** Begin **

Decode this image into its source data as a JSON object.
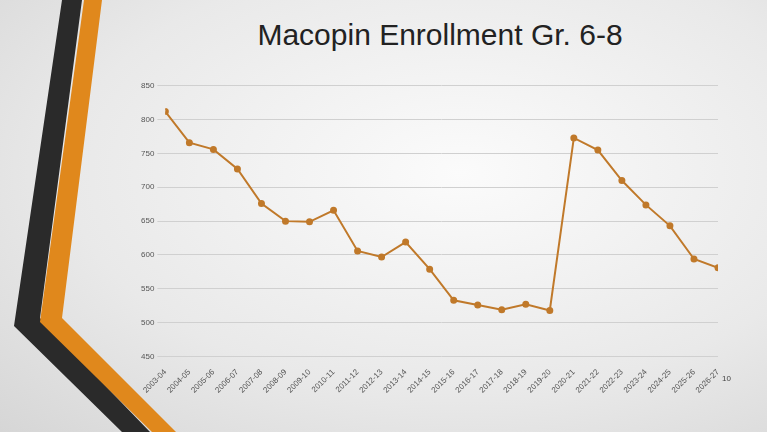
{
  "chart_data": {
    "type": "line",
    "title": "Macopin Enrollment Gr. 6-8",
    "categories": [
      "2003-04",
      "2004-05",
      "2005-06",
      "2006-07",
      "2007-08",
      "2008-09",
      "2009-10",
      "2010-11",
      "2011-12",
      "2012-13",
      "2013-14",
      "2014-15",
      "2015-16",
      "2016-17",
      "2017-18",
      "2018-19",
      "2019-20",
      "2020-21",
      "2021-22",
      "2022-23",
      "2023-24",
      "2024-25",
      "2025-26",
      "2026-27"
    ],
    "values": [
      812,
      766,
      756,
      727,
      676,
      650,
      649,
      666,
      606,
      597,
      619,
      579,
      533,
      526,
      519,
      527,
      518,
      773,
      755,
      710,
      674,
      643,
      594,
      581
    ],
    "color": "#c0792a",
    "marker": "circle",
    "ylim": [
      450,
      850
    ],
    "yticks": [
      450,
      500,
      550,
      600,
      650,
      700,
      750,
      800,
      850
    ],
    "grid": true,
    "annotations": [
      "10"
    ]
  }
}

** End **

All of the lines above should be retyped precisely, apart from the pictures.

- [FULL ANSWER]
Decode this image into its source data as a JSON object.
{
  "chart_data": {
    "type": "line",
    "title": "Macopin Enrollment Gr. 6-8",
    "categories": [
      "2003-04",
      "2004-05",
      "2005-06",
      "2006-07",
      "2007-08",
      "2008-09",
      "2009-10",
      "2010-11",
      "2011-12",
      "2012-13",
      "2013-14",
      "2014-15",
      "2015-16",
      "2016-17",
      "2017-18",
      "2018-19",
      "2019-20",
      "2020-21",
      "2021-22",
      "2022-23",
      "2023-24",
      "2024-25",
      "2025-26",
      "2026-27"
    ],
    "values": [
      812,
      766,
      756,
      727,
      676,
      650,
      649,
      666,
      606,
      597,
      619,
      579,
      533,
      526,
      519,
      527,
      518,
      773,
      755,
      710,
      674,
      643,
      594,
      581
    ],
    "color": "#c0792a",
    "marker": "circle",
    "ylim": [
      450,
      850
    ],
    "yticks": [
      450,
      500,
      550,
      600,
      650,
      700,
      750,
      800,
      850
    ],
    "grid": true,
    "annotations": [
      "10"
    ]
  }
}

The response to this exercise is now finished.